__Problem description__: Please quote every line word for word.
* Start Available data *
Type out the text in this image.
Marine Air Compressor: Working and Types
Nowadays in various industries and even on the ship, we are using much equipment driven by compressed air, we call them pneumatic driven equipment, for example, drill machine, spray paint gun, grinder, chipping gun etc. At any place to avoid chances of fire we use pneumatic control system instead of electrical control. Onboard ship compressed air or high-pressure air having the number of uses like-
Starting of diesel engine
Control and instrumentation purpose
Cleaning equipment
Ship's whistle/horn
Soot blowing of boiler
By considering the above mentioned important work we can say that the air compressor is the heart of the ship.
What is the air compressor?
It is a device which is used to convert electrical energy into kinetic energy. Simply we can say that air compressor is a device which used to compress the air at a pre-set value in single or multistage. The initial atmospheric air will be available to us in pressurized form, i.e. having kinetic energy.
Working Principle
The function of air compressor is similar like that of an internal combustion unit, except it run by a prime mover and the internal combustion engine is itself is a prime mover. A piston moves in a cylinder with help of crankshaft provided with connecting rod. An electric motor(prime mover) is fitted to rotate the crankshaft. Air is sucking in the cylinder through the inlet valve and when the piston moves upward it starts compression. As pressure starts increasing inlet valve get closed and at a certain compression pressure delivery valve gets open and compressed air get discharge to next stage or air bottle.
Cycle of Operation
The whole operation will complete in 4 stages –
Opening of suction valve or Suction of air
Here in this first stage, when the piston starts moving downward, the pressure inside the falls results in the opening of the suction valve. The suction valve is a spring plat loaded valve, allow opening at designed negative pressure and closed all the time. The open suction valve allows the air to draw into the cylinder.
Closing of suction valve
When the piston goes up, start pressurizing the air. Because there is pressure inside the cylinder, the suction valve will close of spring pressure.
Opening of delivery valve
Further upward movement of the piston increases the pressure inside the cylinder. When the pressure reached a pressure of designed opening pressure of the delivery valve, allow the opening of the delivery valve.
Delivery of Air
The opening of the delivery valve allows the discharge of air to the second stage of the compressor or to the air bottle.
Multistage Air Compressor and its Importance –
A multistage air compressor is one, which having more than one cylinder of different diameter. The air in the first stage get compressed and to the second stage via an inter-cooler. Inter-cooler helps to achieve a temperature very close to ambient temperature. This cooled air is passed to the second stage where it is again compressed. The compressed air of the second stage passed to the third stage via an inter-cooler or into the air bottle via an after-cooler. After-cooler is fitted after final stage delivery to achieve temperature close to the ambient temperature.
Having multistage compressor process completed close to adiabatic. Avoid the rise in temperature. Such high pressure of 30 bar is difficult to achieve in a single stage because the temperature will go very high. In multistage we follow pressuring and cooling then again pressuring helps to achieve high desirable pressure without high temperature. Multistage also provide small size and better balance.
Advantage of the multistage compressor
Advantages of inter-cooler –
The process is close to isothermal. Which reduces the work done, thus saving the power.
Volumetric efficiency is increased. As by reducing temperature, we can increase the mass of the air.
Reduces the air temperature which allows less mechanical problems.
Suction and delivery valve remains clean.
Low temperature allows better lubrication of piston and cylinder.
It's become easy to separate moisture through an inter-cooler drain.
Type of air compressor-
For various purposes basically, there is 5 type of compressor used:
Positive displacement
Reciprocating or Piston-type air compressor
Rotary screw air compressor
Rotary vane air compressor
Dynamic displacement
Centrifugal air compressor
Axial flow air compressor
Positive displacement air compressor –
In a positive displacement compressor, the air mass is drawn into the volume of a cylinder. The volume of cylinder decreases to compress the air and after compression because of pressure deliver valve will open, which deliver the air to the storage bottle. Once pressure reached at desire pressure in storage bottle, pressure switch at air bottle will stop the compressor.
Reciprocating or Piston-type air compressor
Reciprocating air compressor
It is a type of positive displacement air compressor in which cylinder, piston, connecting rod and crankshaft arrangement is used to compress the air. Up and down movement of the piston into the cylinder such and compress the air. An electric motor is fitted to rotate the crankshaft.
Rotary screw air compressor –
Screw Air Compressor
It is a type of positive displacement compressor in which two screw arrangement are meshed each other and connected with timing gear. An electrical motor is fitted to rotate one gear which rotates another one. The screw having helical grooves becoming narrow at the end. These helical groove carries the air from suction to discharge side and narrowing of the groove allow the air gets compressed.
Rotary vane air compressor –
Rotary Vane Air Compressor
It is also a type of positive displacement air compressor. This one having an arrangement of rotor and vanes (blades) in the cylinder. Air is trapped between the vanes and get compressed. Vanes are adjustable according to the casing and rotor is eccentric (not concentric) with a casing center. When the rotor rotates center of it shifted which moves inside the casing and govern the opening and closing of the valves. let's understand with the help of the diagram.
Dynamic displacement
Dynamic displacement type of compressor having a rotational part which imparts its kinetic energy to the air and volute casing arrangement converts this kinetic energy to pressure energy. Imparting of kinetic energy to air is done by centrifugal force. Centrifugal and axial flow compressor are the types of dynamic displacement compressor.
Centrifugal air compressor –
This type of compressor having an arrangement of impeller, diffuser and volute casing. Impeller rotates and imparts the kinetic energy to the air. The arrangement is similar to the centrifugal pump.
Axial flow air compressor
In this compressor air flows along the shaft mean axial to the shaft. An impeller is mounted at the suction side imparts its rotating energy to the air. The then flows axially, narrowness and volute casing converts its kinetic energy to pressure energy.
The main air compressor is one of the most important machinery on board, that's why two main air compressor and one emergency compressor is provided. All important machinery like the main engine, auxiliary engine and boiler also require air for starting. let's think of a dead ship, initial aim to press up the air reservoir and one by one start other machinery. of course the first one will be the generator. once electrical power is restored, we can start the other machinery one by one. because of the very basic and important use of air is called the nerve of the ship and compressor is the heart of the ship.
* End Available data *
__Final answer__:
Type out the text in this image.
Marine Air Compressor: Working and Types
Nowadays in various industries and even on the ship, we are using much equipment driven by compressed air, we call them pneumatic driven equipment, for example, drill machine, spray paint gun, grinder, chipping gun etc. At any place to avoid chances of fire we use pneumatic control system instead of electrical control. Onboard ship compressed air or high-pressure air having the number of uses like-
Starting of diesel engine
Control and instrumentation purpose
Cleaning equipment
Ship's whistle/horn
Soot blowing of boiler
By considering the above mentioned important work we can say that the air compressor is the heart of the ship.
What is the air compressor?
It is a device which is used to convert electrical energy into kinetic energy. Simply we can say that air compressor is a device which used to compress the air at a pre-set value in single or multistage. The initial atmospheric air will be available to us in pressurized form, i.e. having kinetic energy.
Working Principle
The function of air compressor is similar like that of an internal combustion unit, except it run by a prime mover and the internal combustion engine is itself is a prime mover. A piston moves in a cylinder with help of crankshaft provided with connecting rod. An electric motor(prime mover) is fitted to rotate the crankshaft. Air is sucking in the cylinder through the inlet valve and when the piston moves upward it starts compression. As pressure starts increasing inlet valve get closed and at a certain compression pressure delivery valve gets open and compressed air get discharge to next stage or air bottle.
Cycle of Operation
The whole operation will complete in 4 stages –
Opening of suction valve or Suction of air
Here in this first stage, when the piston starts moving downward, the pressure inside the falls results in the opening of the suction valve. The suction valve is a spring plat loaded valve, allow opening at designed negative pressure and closed all the time. The open suction valve allows the air to draw into the cylinder.
Closing of suction valve
When the piston goes up, start pressurizing the air. Because there is pressure inside the cylinder, the suction valve will close of spring pressure.
Opening of delivery valve
Further upward movement of the piston increases the pressure inside the cylinder. When the pressure reached a pressure of designed opening pressure of the delivery valve, allow the opening of the delivery valve.
Delivery of Air
The opening of the delivery valve allows the discharge of air to the second stage of the compressor or to the air bottle.
Multistage Air Compressor and its Importance –
A multistage air compressor is one, which having more than one cylinder of different diameter. The air in the first stage get compressed and to the second stage via an inter-cooler. Inter-cooler helps to achieve a temperature very close to ambient temperature. This cooled air is passed to the second stage where it is again compressed. The compressed air of the second stage passed to the third stage via an inter-cooler or into the air bottle via an after-cooler. After-cooler is fitted after final stage delivery to achieve temperature close to the ambient temperature.
Having multistage compressor process completed close to adiabatic. Avoid the rise in temperature. Such high pressure of 30 bar is difficult to achieve in a single stage because the temperature will go very high. In multistage we follow pressuring and cooling then again pressuring helps to achieve high desirable pressure without high temperature. Multistage also provide small size and better balance.
Advantage of the multistage compressor
Advantages of inter-cooler –
The process is close to isothermal. Which reduces the work done, thus saving the power.
Volumetric efficiency is increased. As by reducing temperature, we can increase the mass of the air.
Reduces the air temperature which allows less mechanical problems.
Suction and delivery valve remains clean.
Low temperature allows better lubrication of piston and cylinder.
It's become easy to separate moisture through an inter-cooler drain.
Type of air compressor-
For various purposes basically, there is 5 type of compressor used:
Positive displacement
Reciprocating or Piston-type air compressor
Rotary screw air compressor
Rotary vane air compressor
Dynamic displacement
Centrifugal air compressor
Axial flow air compressor
Positive displacement air compressor –
In a positive displacement compressor, the air mass is drawn into the volume of a cylinder. The volume of cylinder decreases to compress the air and after compression because of pressure deliver valve will open, which deliver the air to the storage bottle. Once pressure reached at desire pressure in storage bottle, pressure switch at air bottle will stop the compressor.
Reciprocating or Piston-type air compressor
Reciprocating air compressor
It is a type of positive displacement air compressor in which cylinder, piston, connecting rod and crankshaft arrangement is used to compress the air. Up and down movement of the piston into the cylinder such and compress the air. An electric motor is fitted to rotate the crankshaft.
Rotary screw air compressor –
Screw Air Compressor
It is a type of positive displacement compressor in which two screw arrangement are meshed each other and connected with timing gear. An electrical motor is fitted to rotate one gear which rotates another one. The screw having helical grooves becoming narrow at the end. These helical groove carries the air from suction to discharge side and narrowing of the groove allow the air gets compressed.
Rotary vane air compressor –
Rotary Vane Air Compressor
It is also a type of positive displacement air compressor. This one having an arrangement of rotor and vanes (blades) in the cylinder. Air is trapped between the vanes and get compressed. Vanes are adjustable according to the casing and rotor is eccentric (not concentric) with a casing center. When the rotor rotates center of it shifted which moves inside the casing and govern the opening and closing of the valves. let's understand with the help of the diagram.
Dynamic displacement
Dynamic displacement type of compressor having a rotational part which imparts its kinetic energy to the air and volute casing arrangement converts this kinetic energy to pressure energy. Imparting of kinetic energy to air is done by centrifugal force. Centrifugal and axial flow compressor are the types of dynamic displacement compressor.
Centrifugal air compressor –
This type of compressor having an arrangement of impeller, diffuser and volute casing. Impeller rotates and imparts the kinetic energy to the air. The arrangement is similar to the centrifugal pump.
Axial flow air compressor
In this compressor air flows along the shaft mean axial to the shaft. An impeller is mounted at the suction side imparts its rotating energy to the air. The then flows axially, narrowness and volute casing converts its kinetic energy to pressure energy.
The main air compressor is one of the most important machinery on board, that's why two main air compressor and one emergency compressor is provided. All important machinery like the main engine, auxiliary engine and boiler also require air for starting. let's think of a dead ship, initial aim to press up the air reservoir and one by one start other machinery. of course the first one will be the generator. once electrical power is restored, we can start the other machinery one by one. because of the very basic and important use of air is called the nerve of the ship and compressor is the heart of the ship.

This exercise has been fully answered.